%%

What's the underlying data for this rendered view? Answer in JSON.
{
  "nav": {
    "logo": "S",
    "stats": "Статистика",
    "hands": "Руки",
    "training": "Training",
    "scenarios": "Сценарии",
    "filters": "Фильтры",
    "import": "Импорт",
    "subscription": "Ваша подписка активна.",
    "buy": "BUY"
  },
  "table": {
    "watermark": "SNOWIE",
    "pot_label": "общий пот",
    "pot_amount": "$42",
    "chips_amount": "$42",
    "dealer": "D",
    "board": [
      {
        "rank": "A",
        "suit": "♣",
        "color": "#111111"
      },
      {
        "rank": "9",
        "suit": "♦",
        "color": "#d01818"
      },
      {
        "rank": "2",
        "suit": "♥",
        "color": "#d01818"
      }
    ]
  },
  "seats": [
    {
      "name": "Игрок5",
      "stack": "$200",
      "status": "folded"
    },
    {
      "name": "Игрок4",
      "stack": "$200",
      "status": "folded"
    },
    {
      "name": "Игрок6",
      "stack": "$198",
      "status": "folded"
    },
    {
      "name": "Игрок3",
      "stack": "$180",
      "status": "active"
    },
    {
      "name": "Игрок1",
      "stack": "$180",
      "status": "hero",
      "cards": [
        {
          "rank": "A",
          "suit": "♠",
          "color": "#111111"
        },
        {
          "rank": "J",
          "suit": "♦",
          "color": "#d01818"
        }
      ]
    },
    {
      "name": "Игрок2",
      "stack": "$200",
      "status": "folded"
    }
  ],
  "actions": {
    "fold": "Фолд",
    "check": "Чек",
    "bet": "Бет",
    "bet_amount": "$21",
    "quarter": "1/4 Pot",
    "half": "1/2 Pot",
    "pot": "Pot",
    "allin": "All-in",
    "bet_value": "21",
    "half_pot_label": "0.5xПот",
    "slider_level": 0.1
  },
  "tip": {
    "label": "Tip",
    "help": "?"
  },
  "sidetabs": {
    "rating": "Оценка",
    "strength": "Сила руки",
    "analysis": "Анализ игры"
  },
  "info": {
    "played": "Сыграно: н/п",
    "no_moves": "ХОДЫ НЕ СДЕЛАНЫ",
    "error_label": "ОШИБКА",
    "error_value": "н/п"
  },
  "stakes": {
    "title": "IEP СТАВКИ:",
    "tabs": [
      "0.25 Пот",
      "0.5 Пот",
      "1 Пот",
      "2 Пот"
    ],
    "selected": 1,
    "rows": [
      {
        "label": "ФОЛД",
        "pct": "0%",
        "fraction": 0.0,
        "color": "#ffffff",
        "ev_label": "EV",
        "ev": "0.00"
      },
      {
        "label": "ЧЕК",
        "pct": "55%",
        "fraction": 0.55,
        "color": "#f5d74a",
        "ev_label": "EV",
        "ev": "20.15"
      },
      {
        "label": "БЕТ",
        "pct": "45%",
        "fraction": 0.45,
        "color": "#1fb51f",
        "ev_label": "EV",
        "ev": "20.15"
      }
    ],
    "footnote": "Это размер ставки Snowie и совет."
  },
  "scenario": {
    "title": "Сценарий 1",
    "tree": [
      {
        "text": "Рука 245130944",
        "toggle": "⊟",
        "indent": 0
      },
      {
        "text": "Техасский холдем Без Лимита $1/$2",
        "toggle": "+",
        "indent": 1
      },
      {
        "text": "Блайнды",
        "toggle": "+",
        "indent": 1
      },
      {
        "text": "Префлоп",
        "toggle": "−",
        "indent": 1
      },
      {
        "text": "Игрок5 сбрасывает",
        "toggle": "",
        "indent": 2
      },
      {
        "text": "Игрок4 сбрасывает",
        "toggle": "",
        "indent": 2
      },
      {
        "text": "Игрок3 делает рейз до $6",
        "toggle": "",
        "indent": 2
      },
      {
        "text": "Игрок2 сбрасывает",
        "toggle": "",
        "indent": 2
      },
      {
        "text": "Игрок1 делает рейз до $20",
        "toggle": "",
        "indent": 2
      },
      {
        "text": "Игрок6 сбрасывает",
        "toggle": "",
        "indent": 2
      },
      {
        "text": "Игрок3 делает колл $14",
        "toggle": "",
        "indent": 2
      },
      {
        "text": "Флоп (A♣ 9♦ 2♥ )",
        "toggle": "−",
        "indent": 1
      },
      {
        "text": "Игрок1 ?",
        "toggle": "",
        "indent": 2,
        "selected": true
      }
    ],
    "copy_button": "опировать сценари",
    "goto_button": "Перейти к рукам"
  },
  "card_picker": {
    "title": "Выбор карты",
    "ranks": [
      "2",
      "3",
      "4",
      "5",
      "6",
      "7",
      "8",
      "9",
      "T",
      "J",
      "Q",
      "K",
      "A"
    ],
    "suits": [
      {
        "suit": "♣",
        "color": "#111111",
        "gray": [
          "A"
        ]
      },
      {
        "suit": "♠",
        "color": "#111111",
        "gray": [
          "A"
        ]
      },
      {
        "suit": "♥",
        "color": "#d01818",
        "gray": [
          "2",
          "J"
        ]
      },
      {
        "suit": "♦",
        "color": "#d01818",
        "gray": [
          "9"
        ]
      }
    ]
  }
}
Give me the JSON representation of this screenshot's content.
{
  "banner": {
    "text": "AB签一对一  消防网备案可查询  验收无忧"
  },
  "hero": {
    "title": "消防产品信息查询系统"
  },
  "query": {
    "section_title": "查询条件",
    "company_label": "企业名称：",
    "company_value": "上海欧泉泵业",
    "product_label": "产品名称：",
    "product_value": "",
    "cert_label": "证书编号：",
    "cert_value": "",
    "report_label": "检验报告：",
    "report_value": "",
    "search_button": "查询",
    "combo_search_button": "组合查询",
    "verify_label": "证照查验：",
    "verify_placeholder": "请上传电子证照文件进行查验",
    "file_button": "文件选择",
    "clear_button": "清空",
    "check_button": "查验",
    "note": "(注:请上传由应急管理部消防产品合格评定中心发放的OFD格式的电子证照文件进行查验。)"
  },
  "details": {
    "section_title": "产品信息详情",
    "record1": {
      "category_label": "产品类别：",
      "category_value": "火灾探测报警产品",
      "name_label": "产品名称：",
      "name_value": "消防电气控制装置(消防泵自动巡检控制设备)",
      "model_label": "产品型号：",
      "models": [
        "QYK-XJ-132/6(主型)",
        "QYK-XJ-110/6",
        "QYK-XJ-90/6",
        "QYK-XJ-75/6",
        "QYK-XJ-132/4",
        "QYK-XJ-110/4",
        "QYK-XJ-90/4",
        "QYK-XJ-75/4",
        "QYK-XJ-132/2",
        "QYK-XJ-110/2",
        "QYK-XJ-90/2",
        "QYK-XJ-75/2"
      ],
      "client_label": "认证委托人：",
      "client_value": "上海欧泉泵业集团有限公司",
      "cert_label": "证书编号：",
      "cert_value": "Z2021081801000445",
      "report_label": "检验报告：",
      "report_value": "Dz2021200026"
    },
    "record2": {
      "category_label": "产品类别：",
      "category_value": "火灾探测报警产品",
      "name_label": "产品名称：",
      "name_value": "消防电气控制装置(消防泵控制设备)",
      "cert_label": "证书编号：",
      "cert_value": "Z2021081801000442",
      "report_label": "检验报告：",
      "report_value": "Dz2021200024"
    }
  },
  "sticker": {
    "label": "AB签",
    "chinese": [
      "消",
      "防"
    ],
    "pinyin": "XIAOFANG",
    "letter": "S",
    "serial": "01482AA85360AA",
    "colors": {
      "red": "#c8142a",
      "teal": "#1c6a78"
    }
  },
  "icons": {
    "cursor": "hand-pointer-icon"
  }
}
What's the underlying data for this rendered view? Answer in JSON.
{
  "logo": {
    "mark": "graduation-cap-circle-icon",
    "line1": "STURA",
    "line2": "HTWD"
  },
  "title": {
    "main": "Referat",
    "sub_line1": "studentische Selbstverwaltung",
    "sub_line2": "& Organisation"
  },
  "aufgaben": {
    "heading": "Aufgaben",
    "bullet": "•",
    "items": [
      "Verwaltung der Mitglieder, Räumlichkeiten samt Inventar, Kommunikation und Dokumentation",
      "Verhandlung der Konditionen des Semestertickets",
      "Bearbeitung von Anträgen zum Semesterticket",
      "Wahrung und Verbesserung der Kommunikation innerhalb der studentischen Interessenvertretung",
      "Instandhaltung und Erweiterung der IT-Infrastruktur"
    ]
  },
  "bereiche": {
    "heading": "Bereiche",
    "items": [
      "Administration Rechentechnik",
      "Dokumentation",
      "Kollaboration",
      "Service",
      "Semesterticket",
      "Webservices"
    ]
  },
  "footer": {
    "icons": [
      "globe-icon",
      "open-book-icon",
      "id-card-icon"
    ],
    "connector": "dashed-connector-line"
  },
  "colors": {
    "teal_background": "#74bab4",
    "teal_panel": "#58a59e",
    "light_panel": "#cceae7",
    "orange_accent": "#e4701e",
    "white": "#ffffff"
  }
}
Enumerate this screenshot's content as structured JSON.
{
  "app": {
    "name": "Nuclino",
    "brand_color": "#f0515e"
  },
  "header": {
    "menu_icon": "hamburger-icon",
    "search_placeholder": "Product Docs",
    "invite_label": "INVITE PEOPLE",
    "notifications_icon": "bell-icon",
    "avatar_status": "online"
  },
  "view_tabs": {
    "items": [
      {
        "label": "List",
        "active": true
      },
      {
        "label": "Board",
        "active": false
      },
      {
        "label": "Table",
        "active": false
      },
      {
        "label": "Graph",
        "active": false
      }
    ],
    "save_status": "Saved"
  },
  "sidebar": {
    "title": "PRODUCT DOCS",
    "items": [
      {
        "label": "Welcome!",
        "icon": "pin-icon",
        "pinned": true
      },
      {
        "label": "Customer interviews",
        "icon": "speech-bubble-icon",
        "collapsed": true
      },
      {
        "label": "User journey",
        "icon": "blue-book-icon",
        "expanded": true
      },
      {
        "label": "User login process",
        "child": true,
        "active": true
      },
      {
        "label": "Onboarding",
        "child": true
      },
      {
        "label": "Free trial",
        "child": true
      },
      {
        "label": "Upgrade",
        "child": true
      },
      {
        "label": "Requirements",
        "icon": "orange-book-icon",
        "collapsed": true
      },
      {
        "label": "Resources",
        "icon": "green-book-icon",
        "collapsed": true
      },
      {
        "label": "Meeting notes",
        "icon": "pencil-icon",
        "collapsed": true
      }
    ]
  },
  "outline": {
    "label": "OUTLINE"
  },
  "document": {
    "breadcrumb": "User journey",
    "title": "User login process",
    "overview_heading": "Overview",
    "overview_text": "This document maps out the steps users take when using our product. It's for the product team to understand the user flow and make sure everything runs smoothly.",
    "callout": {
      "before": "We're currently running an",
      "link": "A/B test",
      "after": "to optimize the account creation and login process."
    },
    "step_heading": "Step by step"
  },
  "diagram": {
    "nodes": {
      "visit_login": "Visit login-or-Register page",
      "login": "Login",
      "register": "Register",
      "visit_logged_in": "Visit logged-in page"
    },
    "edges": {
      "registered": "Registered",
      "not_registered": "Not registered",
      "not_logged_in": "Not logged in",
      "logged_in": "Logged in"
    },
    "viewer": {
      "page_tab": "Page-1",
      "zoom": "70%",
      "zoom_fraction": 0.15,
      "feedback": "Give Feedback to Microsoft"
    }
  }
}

%%

# [What you have to do]
In the material above, find the lines that contain "Give" and show them.

# [Output below]
Give me the JSON representation of this screenshot's content.
      "feedback": "Give Feedback to Microsoft"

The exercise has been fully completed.